## Dataset
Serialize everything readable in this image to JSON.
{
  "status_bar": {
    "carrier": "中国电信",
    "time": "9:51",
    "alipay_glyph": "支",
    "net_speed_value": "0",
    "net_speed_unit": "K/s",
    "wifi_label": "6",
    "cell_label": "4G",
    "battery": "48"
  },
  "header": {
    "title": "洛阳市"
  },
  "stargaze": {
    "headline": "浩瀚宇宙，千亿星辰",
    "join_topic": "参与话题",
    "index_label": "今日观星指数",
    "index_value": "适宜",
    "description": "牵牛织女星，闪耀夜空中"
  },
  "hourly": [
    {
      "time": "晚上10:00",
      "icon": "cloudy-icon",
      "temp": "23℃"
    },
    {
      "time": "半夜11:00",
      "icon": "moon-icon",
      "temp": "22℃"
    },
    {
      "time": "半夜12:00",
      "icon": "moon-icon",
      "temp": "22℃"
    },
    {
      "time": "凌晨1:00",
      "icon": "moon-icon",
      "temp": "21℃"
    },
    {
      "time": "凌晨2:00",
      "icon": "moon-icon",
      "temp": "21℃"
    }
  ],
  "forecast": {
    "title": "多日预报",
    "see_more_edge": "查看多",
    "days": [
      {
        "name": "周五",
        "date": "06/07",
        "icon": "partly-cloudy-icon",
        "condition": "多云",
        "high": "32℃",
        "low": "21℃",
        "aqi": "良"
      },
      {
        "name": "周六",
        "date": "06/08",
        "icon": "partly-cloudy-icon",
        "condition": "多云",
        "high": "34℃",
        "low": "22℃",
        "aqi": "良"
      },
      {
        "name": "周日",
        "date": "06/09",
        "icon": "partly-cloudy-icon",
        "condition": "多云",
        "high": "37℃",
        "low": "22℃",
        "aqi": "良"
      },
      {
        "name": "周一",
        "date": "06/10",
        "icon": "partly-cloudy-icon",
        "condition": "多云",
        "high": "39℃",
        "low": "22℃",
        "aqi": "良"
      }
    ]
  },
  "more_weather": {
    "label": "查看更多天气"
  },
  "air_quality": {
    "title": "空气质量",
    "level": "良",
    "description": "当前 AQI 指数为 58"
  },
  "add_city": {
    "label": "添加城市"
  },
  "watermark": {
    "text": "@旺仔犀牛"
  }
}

## Challenge
Set down every line of the listing above again, exactly as given.

## Result for this exercise
Serialize everything readable in this image to JSON.
{
  "status_bar": {
    "carrier": "中国电信",
    "time": "9:51",
    "alipay_glyph": "支",
    "net_speed_value": "0",
    "net_speed_unit": "K/s",
    "wifi_label": "6",
    "cell_label": "4G",
    "battery": "48"
  },
  "header": {
    "title": "洛阳市"
  },
  "stargaze": {
    "headline": "浩瀚宇宙，千亿星辰",
    "join_topic": "参与话题",
    "index_label": "今日观星指数",
    "index_value": "适宜",
    "description": "牵牛织女星，闪耀夜空中"
  },
  "hourly": [
    {
      "time": "晚上10:00",
      "icon": "cloudy-icon",
      "temp": "23℃"
    },
    {
      "time": "半夜11:00",
      "icon": "moon-icon",
      "temp": "22℃"
    },
    {
      "time": "半夜12:00",
      "icon": "moon-icon",
      "temp": "22℃"
    },
    {
      "time": "凌晨1:00",
      "icon": "moon-icon",
      "temp": "21℃"
    },
    {
      "time": "凌晨2:00",
      "icon": "moon-icon",
      "temp": "21℃"
    }
  ],
  "forecast": {
    "title": "多日预报",
    "see_more_edge": "查看多",
    "days": [
      {
        "name": "周五",
        "date": "06/07",
        "icon": "partly-cloudy-icon",
        "condition": "多云",
        "high": "32℃",
        "low": "21℃",
        "aqi": "良"
      },
      {
        "name": "周六",
        "date": "06/08",
        "icon": "partly-cloudy-icon",
        "condition": "多云",
        "high": "34℃",
        "low": "22℃",
        "aqi": "良"
      },
      {
        "name": "周日",
        "date": "06/09",
        "icon": "partly-cloudy-icon",
        "condition": "多云",
        "high": "37℃",
        "low": "22℃",
        "aqi": "良"
      },
      {
        "name": "周一",
        "date": "06/10",
        "icon": "partly-cloudy-icon",
        "condition": "多云",
        "high": "39℃",
        "low": "22℃",
        "aqi": "良"
      }
    ]
  },
  "more_weather": {
    "label": "查看更多天气"
  },
  "air_quality": {
    "title": "空气质量",
    "level": "良",
    "description": "当前 AQI 指数为 58"
  },
  "add_city": {
    "label": "添加城市"
  },
  "watermark": {
    "text": "@旺仔犀牛"
  }
}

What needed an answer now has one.